**Short problem**. Repeat the data verbatim.

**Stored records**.
▼▼▼
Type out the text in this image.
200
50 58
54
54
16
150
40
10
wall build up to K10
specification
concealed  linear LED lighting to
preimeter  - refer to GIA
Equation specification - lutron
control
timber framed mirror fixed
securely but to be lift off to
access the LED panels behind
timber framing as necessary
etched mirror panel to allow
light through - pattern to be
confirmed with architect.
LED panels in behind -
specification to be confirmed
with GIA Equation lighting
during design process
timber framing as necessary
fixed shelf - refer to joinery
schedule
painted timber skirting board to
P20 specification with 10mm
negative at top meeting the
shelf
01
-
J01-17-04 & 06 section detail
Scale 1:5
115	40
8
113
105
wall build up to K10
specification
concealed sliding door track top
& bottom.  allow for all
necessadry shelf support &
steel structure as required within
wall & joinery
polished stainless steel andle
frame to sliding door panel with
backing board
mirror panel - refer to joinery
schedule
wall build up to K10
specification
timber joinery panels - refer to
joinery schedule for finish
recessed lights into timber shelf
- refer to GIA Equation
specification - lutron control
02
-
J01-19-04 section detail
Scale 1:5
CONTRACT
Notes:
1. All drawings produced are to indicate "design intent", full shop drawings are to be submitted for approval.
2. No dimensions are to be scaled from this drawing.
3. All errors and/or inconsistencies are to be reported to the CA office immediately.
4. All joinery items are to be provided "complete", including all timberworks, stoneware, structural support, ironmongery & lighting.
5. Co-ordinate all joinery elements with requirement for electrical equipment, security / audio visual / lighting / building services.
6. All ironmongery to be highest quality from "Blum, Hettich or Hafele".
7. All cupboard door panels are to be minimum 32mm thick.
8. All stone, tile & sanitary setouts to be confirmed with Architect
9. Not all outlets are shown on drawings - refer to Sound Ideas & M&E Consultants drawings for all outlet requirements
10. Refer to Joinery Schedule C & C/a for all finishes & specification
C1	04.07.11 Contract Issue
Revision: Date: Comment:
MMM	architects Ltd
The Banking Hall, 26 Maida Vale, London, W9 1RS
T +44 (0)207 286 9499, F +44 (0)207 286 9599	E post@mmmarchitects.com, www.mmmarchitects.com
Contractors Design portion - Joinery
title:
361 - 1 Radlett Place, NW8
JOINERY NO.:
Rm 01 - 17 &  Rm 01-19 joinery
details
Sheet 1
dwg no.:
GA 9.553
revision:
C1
▲▲▲
**Solution**.
Type out the text in this image.
200
50 58
54
54
16
150
40
10
wall build up to K10
specification
concealed  linear LED lighting to
preimeter  - refer to GIA
Equation specification - lutron
control
timber framed mirror fixed
securely but to be lift off to
access the LED panels behind
timber framing as necessary
etched mirror panel to allow
light through - pattern to be
confirmed with architect.
LED panels in behind -
specification to be confirmed
with GIA Equation lighting
during design process
timber framing as necessary
fixed shelf - refer to joinery
schedule
painted timber skirting board to
P20 specification with 10mm
negative at top meeting the
shelf
01
-
J01-17-04 & 06 section detail
Scale 1:5
115	40
8
113
105
wall build up to K10
specification
concealed sliding door track top
& bottom.  allow for all
necessadry shelf support &
steel structure as required within
wall & joinery
polished stainless steel andle
frame to sliding door panel with
backing board
mirror panel - refer to joinery
schedule
wall build up to K10
specification
timber joinery panels - refer to
joinery schedule for finish
recessed lights into timber shelf
- refer to GIA Equation
specification - lutron control
02
-
J01-19-04 section detail
Scale 1:5
CONTRACT
Notes:
1. All drawings produced are to indicate "design intent", full shop drawings are to be submitted for approval.
2. No dimensions are to be scaled from this drawing.
3. All errors and/or inconsistencies are to be reported to the CA office immediately.
4. All joinery items are to be provided "complete", including all timberworks, stoneware, structural support, ironmongery & lighting.
5. Co-ordinate all joinery elements with requirement for electrical equipment, security / audio visual / lighting / building services.
6. All ironmongery to be highest quality from "Blum, Hettich or Hafele".
7. All cupboard door panels are to be minimum 32mm thick.
8. All stone, tile & sanitary setouts to be confirmed with Architect
9. Not all outlets are shown on drawings - refer to Sound Ideas & M&E Consultants drawings for all outlet requirements
10. Refer to Joinery Schedule C & C/a for all finishes & specification
C1	04.07.11 Contract Issue
Revision: Date: Comment:
MMM	architects Ltd
The Banking Hall, 26 Maida Vale, London, W9 1RS
T +44 (0)207 286 9499, F +44 (0)207 286 9599	E post@mmmarchitects.com, www.mmmarchitects.com
Contractors Design portion - Joinery
title:
361 - 1 Radlett Place, NW8
JOINERY NO.:
Rm 01 - 17 &  Rm 01-19 joinery
details
Sheet 1
dwg no.:
GA 9.553
revision:
C1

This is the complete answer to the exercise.